= What needs to be done =
Identify the lines that contain the string "Average" and copy all of them.

** Start of Input for this task **

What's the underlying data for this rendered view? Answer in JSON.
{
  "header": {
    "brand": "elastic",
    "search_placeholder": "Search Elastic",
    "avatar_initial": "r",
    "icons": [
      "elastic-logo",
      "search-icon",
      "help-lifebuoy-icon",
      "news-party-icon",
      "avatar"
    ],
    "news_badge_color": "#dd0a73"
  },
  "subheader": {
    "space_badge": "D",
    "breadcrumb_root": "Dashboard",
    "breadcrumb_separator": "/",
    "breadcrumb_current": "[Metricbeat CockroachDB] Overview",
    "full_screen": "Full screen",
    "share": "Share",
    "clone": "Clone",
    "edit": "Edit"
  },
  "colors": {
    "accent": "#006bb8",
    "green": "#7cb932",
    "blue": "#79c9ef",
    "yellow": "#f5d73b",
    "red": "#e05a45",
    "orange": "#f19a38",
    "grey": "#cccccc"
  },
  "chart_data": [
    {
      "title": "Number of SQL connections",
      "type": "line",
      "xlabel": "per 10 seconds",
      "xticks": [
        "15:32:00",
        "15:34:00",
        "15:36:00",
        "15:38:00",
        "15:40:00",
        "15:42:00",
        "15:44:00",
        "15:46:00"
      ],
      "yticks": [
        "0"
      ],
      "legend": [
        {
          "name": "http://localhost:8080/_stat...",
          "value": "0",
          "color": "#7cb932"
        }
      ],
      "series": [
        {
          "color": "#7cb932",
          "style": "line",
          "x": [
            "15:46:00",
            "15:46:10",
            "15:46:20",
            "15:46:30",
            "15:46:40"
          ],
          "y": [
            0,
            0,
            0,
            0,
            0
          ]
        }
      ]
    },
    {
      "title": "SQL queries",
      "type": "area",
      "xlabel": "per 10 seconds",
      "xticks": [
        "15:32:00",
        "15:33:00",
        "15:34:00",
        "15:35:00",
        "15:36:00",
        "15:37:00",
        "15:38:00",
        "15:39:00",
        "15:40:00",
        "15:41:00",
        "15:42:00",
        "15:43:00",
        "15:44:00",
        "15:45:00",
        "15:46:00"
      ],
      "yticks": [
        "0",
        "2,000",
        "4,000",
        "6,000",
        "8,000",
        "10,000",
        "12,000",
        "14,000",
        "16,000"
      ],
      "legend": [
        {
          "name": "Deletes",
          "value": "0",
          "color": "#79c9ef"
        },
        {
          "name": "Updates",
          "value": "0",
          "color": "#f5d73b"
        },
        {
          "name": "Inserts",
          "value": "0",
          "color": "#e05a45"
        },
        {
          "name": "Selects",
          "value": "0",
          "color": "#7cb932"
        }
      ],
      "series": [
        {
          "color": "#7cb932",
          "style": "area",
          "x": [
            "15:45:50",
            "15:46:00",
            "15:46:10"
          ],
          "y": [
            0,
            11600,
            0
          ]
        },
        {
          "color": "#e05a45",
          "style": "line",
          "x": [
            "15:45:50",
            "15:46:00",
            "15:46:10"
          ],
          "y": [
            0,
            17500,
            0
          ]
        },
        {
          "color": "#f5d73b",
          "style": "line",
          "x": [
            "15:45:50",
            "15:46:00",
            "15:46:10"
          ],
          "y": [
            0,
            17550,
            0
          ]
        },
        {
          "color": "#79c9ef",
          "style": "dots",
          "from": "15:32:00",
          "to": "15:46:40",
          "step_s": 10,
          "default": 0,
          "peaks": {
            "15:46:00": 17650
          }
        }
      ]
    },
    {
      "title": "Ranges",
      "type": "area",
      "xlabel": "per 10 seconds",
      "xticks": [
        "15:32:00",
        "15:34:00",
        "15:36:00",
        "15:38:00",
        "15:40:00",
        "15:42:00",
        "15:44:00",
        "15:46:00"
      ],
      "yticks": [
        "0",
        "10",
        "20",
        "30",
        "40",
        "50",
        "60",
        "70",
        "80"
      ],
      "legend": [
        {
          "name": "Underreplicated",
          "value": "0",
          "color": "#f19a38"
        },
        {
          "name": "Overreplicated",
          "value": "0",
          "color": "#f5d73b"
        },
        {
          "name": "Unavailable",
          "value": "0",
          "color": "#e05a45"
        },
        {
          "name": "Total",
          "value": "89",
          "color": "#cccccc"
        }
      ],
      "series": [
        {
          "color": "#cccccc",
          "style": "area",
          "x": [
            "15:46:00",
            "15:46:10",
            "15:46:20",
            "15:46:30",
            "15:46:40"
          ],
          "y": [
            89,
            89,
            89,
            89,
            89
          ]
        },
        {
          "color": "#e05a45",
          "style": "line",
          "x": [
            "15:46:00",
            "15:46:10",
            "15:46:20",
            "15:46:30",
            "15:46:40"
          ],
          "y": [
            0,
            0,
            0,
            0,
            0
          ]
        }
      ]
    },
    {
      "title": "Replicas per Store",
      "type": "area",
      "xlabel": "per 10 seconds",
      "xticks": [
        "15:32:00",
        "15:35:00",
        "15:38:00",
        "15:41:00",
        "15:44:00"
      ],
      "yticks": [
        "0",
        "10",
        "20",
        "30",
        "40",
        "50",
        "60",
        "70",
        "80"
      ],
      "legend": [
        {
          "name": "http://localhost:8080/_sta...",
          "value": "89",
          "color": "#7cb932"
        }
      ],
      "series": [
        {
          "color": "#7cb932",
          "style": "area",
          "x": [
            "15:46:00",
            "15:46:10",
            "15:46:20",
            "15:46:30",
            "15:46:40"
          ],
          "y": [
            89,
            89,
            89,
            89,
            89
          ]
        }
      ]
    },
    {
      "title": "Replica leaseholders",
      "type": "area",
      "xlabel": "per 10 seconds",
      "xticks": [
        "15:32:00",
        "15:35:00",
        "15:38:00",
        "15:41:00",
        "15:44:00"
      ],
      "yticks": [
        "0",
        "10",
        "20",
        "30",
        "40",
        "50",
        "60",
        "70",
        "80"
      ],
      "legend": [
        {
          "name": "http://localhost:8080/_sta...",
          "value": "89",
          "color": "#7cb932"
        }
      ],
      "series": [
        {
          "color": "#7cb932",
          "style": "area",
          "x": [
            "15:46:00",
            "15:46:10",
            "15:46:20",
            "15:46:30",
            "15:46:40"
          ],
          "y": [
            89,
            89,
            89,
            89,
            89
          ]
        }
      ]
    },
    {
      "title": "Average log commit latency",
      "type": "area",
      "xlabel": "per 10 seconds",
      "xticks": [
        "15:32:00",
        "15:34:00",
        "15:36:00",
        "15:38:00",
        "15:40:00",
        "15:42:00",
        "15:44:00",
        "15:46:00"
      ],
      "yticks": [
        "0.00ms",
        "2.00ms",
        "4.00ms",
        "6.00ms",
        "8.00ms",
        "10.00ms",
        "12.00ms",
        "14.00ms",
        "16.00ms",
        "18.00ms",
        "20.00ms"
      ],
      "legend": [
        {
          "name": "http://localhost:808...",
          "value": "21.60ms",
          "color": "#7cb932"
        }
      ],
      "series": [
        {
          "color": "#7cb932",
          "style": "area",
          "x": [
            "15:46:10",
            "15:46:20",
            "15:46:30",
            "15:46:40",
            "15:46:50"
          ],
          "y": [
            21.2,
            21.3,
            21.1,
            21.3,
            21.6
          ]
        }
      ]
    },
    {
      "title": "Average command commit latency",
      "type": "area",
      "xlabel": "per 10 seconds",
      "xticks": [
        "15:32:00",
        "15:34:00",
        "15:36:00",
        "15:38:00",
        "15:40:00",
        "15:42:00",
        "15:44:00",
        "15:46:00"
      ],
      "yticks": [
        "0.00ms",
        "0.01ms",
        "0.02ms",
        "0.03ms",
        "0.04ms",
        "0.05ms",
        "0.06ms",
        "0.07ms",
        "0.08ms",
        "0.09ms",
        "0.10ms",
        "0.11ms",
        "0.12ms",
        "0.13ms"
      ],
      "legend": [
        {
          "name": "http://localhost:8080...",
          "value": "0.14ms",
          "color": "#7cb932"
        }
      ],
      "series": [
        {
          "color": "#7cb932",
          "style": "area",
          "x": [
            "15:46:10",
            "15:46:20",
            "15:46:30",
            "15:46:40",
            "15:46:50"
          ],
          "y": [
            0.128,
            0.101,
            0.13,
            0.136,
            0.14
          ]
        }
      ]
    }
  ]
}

** End of Input for this task **

= Response =
      "title": "Average log commit latency",
      "title": "Average command commit latency",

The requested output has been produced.